_GIVEN REQUEST_: Print the entries in full, word for word, but not the pictures.

══ INFORMATION SUPPLIED ══

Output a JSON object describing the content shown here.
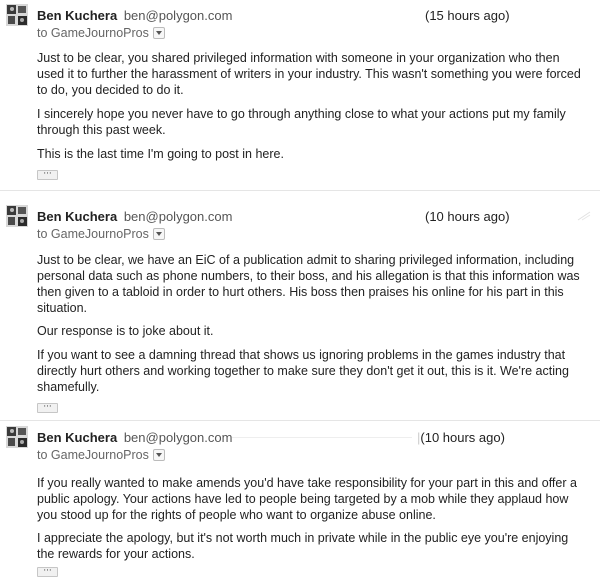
{
  "messages": [
    {
      "sender_name": "Ben Kuchera",
      "sender_email": "ben@polygon.com",
      "time": "(15 hours ago)",
      "recipient": "to GameJournoPros",
      "paragraphs": [
        "Just to be clear, you shared privileged information with someone in your organization who then used it to further the harassment of writers in your industry. This wasn't something you were forced to do, you decided to do it.",
        "I sincerely hope you never have to go through anything close to what your actions put my family through this past week.",
        "This is the last time I'm going to post in here."
      ],
      "more_label": "···"
    },
    {
      "sender_name": "Ben Kuchera",
      "sender_email": "ben@polygon.com",
      "time": "(10 hours ago)",
      "recipient": "to GameJournoPros",
      "paragraphs": [
        "Just to be clear, we have an EiC of a publication admit to sharing privileged information, including personal data such as phone numbers, to their boss, and his allegation is that this information was then given to a tabloid in order to hurt others. His boss then praises his online for his part in this situation.",
        "Our response is to joke about it.",
        "If you want to see a damning thread that shows us ignoring problems in the games industry that directly hurt others and working together to make sure they don't get it out, this is it. We're acting shamefully."
      ],
      "more_label": "···"
    },
    {
      "sender_name": "Ben Kuchera",
      "sender_email": "ben@polygon.com",
      "time": "(10 hours ago)",
      "recipient": "to GameJournoPros",
      "paragraphs": [
        "If you really wanted to make amends you'd have take responsibility for your part in this and offer a public apology. Your actions have led to people being targeted by a mob while they applaud how you stood up for the rights of people who want to organize abuse online.",
        "I appreciate the apology, but it's not worth much in private while in the public eye you're enjoying the rewards for your actions."
      ],
      "more_label": "···"
    }
  ]
}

═══

_RESPONSE BELOW_:
Output a JSON object describing the content shown here.
{
  "messages": [
    {
      "sender_name": "Ben Kuchera",
      "sender_email": "ben@polygon.com",
      "time": "(15 hours ago)",
      "recipient": "to GameJournoPros",
      "paragraphs": [
        "Just to be clear, you shared privileged information with someone in your organization who then used it to further the harassment of writers in your industry. This wasn't something you were forced to do, you decided to do it.",
        "I sincerely hope you never have to go through anything close to what your actions put my family through this past week.",
        "This is the last time I'm going to post in here."
      ],
      "more_label": "···"
    },
    {
      "sender_name": "Ben Kuchera",
      "sender_email": "ben@polygon.com",
      "time": "(10 hours ago)",
      "recipient": "to GameJournoPros",
      "paragraphs": [
        "Just to be clear, we have an EiC of a publication admit to sharing privileged information, including personal data such as phone numbers, to their boss, and his allegation is that this information was then given to a tabloid in order to hurt others. His boss then praises his online for his part in this situation.",
        "Our response is to joke about it.",
        "If you want to see a damning thread that shows us ignoring problems in the games industry that directly hurt others and working together to make sure they don't get it out, this is it. We're acting shamefully."
      ],
      "more_label": "···"
    },
    {
      "sender_name": "Ben Kuchera",
      "sender_email": "ben@polygon.com",
      "time": "(10 hours ago)",
      "recipient": "to GameJournoPros",
      "paragraphs": [
        "If you really wanted to make amends you'd have take responsibility for your part in this and offer a public apology. Your actions have led to people being targeted by a mob while they applaud how you stood up for the rights of people who want to organize abuse online.",
        "I appreciate the apology, but it's not worth much in private while in the public eye you're enjoying the rewards for your actions."
      ],
      "more_label": "···"
    }
  ]
}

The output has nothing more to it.